### Directive
Reproduce the material word for word; the images stay out.

Dataset records on visual material:
● ● ● ● ● ● ●
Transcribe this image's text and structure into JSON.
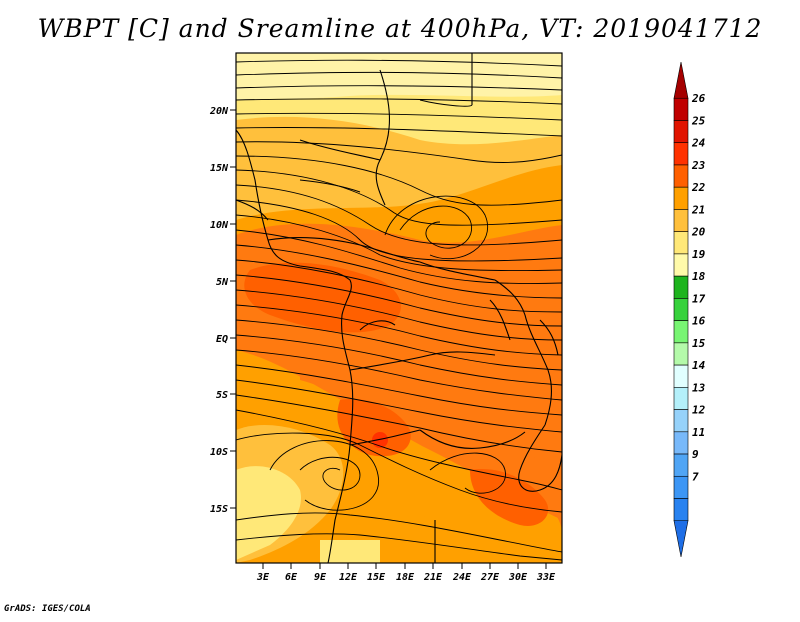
{
  "title": "WBPT [C] and Sreamline at 400hPa, VT: 2019041712",
  "credit": "GrADS: IGES/COLA",
  "map": {
    "lat_labels": [
      "20N",
      "15N",
      "10N",
      "5N",
      "EQ",
      "5S",
      "10S",
      "15S"
    ],
    "lon_labels": [
      "3E",
      "6E",
      "9E",
      "12E",
      "15E",
      "18E",
      "21E",
      "24E",
      "27E",
      "30E",
      "33E"
    ]
  },
  "colorbar": {
    "labels": [
      "7",
      "9",
      "11",
      "12",
      "13",
      "14",
      "15",
      "16",
      "17",
      "18",
      "19",
      "20",
      "21",
      "22",
      "23",
      "24",
      "25",
      "26"
    ],
    "colors": [
      "#1e6ee6",
      "#2882f0",
      "#3c96f5",
      "#50a5f5",
      "#78b9fa",
      "#96d2fa",
      "#b4f0fa",
      "#e1ffff",
      "#b4faaa",
      "#78f573",
      "#37d23c",
      "#1eb41e",
      "#fffaaa",
      "#ffe878",
      "#ffc03c",
      "#ffa000",
      "#ff6000",
      "#ff3200",
      "#e11400",
      "#c00000",
      "#a50000"
    ]
  }
}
● ● ● ● ● ● ●
### Expected output
Transcribe this image's text and structure into JSON.
{
  "title": "WBPT [C] and Sreamline at 400hPa, VT: 2019041712",
  "credit": "GrADS: IGES/COLA",
  "map": {
    "lat_labels": [
      "20N",
      "15N",
      "10N",
      "5N",
      "EQ",
      "5S",
      "10S",
      "15S"
    ],
    "lon_labels": [
      "3E",
      "6E",
      "9E",
      "12E",
      "15E",
      "18E",
      "21E",
      "24E",
      "27E",
      "30E",
      "33E"
    ]
  },
  "colorbar": {
    "labels": [
      "7",
      "9",
      "11",
      "12",
      "13",
      "14",
      "15",
      "16",
      "17",
      "18",
      "19",
      "20",
      "21",
      "22",
      "23",
      "24",
      "25",
      "26"
    ],
    "colors": [
      "#1e6ee6",
      "#2882f0",
      "#3c96f5",
      "#50a5f5",
      "#78b9fa",
      "#96d2fa",
      "#b4f0fa",
      "#e1ffff",
      "#b4faaa",
      "#78f573",
      "#37d23c",
      "#1eb41e",
      "#fffaaa",
      "#ffe878",
      "#ffc03c",
      "#ffa000",
      "#ff6000",
      "#ff3200",
      "#e11400",
      "#c00000",
      "#a50000"
    ]
  }
}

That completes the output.